Directions for this task: Repeat every line of the material, character for character.

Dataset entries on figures

═══

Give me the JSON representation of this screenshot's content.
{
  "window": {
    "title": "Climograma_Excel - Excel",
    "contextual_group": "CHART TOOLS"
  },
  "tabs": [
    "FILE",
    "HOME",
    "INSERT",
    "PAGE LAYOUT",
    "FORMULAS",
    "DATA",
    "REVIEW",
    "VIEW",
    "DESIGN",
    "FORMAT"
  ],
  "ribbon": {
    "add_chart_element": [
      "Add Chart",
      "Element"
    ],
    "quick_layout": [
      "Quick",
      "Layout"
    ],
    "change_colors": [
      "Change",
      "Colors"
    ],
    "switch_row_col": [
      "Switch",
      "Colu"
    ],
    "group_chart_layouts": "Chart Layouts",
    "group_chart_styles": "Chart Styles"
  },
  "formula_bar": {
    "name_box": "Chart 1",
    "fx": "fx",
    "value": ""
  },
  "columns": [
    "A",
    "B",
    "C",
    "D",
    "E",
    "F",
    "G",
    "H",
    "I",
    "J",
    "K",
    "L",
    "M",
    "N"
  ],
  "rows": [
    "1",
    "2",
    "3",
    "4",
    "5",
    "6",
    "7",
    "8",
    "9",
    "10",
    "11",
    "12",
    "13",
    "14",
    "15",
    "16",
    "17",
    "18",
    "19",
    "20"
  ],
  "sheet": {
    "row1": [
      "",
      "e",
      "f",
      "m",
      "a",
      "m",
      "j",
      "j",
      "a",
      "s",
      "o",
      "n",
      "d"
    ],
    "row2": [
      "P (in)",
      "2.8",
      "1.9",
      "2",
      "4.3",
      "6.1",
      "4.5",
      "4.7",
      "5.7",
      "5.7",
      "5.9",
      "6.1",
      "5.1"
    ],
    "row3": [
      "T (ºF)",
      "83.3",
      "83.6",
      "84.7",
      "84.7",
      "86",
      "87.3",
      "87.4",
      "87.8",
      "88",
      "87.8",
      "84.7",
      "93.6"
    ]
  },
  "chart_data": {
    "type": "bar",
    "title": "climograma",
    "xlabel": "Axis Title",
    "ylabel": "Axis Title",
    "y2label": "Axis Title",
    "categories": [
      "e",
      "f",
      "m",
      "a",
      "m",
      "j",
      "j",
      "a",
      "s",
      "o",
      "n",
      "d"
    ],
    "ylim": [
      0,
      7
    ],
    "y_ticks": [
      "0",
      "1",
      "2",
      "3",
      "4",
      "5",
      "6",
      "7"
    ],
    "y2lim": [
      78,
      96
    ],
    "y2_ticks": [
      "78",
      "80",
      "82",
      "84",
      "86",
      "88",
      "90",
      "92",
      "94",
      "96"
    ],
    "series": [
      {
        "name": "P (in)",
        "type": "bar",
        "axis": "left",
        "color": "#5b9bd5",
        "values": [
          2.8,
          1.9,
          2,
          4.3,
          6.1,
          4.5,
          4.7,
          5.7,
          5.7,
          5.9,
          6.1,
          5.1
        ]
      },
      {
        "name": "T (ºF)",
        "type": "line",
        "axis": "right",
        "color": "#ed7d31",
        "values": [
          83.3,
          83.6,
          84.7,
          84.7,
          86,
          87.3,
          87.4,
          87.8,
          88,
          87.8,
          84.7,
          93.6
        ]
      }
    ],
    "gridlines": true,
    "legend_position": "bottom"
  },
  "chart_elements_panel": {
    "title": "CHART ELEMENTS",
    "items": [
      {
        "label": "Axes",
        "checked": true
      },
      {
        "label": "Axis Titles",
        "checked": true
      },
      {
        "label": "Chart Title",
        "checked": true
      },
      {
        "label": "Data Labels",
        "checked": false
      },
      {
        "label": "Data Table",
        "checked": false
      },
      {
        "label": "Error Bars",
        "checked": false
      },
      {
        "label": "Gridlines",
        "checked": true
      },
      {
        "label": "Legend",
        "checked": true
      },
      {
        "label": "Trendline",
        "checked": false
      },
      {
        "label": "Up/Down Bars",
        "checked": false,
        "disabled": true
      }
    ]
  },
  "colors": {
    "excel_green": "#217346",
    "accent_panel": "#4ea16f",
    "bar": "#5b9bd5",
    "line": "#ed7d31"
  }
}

═══

Final answer:
Give me the JSON representation of this screenshot's content.
{
  "window": {
    "title": "Climograma_Excel - Excel",
    "contextual_group": "CHART TOOLS"
  },
  "tabs": [
    "FILE",
    "HOME",
    "INSERT",
    "PAGE LAYOUT",
    "FORMULAS",
    "DATA",
    "REVIEW",
    "VIEW",
    "DESIGN",
    "FORMAT"
  ],
  "ribbon": {
    "add_chart_element": [
      "Add Chart",
      "Element"
    ],
    "quick_layout": [
      "Quick",
      "Layout"
    ],
    "change_colors": [
      "Change",
      "Colors"
    ],
    "switch_row_col": [
      "Switch",
      "Colu"
    ],
    "group_chart_layouts": "Chart Layouts",
    "group_chart_styles": "Chart Styles"
  },
  "formula_bar": {
    "name_box": "Chart 1",
    "fx": "fx",
    "value": ""
  },
  "columns": [
    "A",
    "B",
    "C",
    "D",
    "E",
    "F",
    "G",
    "H",
    "I",
    "J",
    "K",
    "L",
    "M",
    "N"
  ],
  "rows": [
    "1",
    "2",
    "3",
    "4",
    "5",
    "6",
    "7",
    "8",
    "9",
    "10",
    "11",
    "12",
    "13",
    "14",
    "15",
    "16",
    "17",
    "18",
    "19",
    "20"
  ],
  "sheet": {
    "row1": [
      "",
      "e",
      "f",
      "m",
      "a",
      "m",
      "j",
      "j",
      "a",
      "s",
      "o",
      "n",
      "d"
    ],
    "row2": [
      "P (in)",
      "2.8",
      "1.9",
      "2",
      "4.3",
      "6.1",
      "4.5",
      "4.7",
      "5.7",
      "5.7",
      "5.9",
      "6.1",
      "5.1"
    ],
    "row3": [
      "T (ºF)",
      "83.3",
      "83.6",
      "84.7",
      "84.7",
      "86",
      "87.3",
      "87.4",
      "87.8",
      "88",
      "87.8",
      "84.7",
      "93.6"
    ]
  },
  "chart_data": {
    "type": "bar",
    "title": "climograma",
    "xlabel": "Axis Title",
    "ylabel": "Axis Title",
    "y2label": "Axis Title",
    "categories": [
      "e",
      "f",
      "m",
      "a",
      "m",
      "j",
      "j",
      "a",
      "s",
      "o",
      "n",
      "d"
    ],
    "ylim": [
      0,
      7
    ],
    "y_ticks": [
      "0",
      "1",
      "2",
      "3",
      "4",
      "5",
      "6",
      "7"
    ],
    "y2lim": [
      78,
      96
    ],
    "y2_ticks": [
      "78",
      "80",
      "82",
      "84",
      "86",
      "88",
      "90",
      "92",
      "94",
      "96"
    ],
    "series": [
      {
        "name": "P (in)",
        "type": "bar",
        "axis": "left",
        "color": "#5b9bd5",
        "values": [
          2.8,
          1.9,
          2,
          4.3,
          6.1,
          4.5,
          4.7,
          5.7,
          5.7,
          5.9,
          6.1,
          5.1
        ]
      },
      {
        "name": "T (ºF)",
        "type": "line",
        "axis": "right",
        "color": "#ed7d31",
        "values": [
          83.3,
          83.6,
          84.7,
          84.7,
          86,
          87.3,
          87.4,
          87.8,
          88,
          87.8,
          84.7,
          93.6
        ]
      }
    ],
    "gridlines": true,
    "legend_position": "bottom"
  },
  "chart_elements_panel": {
    "title": "CHART ELEMENTS",
    "items": [
      {
        "label": "Axes",
        "checked": true
      },
      {
        "label": "Axis Titles",
        "checked": true
      },
      {
        "label": "Chart Title",
        "checked": true
      },
      {
        "label": "Data Labels",
        "checked": false
      },
      {
        "label": "Data Table",
        "checked": false
      },
      {
        "label": "Error Bars",
        "checked": false
      },
      {
        "label": "Gridlines",
        "checked": true
      },
      {
        "label": "Legend",
        "checked": true
      },
      {
        "label": "Trendline",
        "checked": false
      },
      {
        "label": "Up/Down Bars",
        "checked": false,
        "disabled": true
      }
    ]
  },
  "colors": {
    "excel_green": "#217346",
    "accent_panel": "#4ea16f",
    "bar": "#5b9bd5",
    "line": "#ed7d31"
  }
}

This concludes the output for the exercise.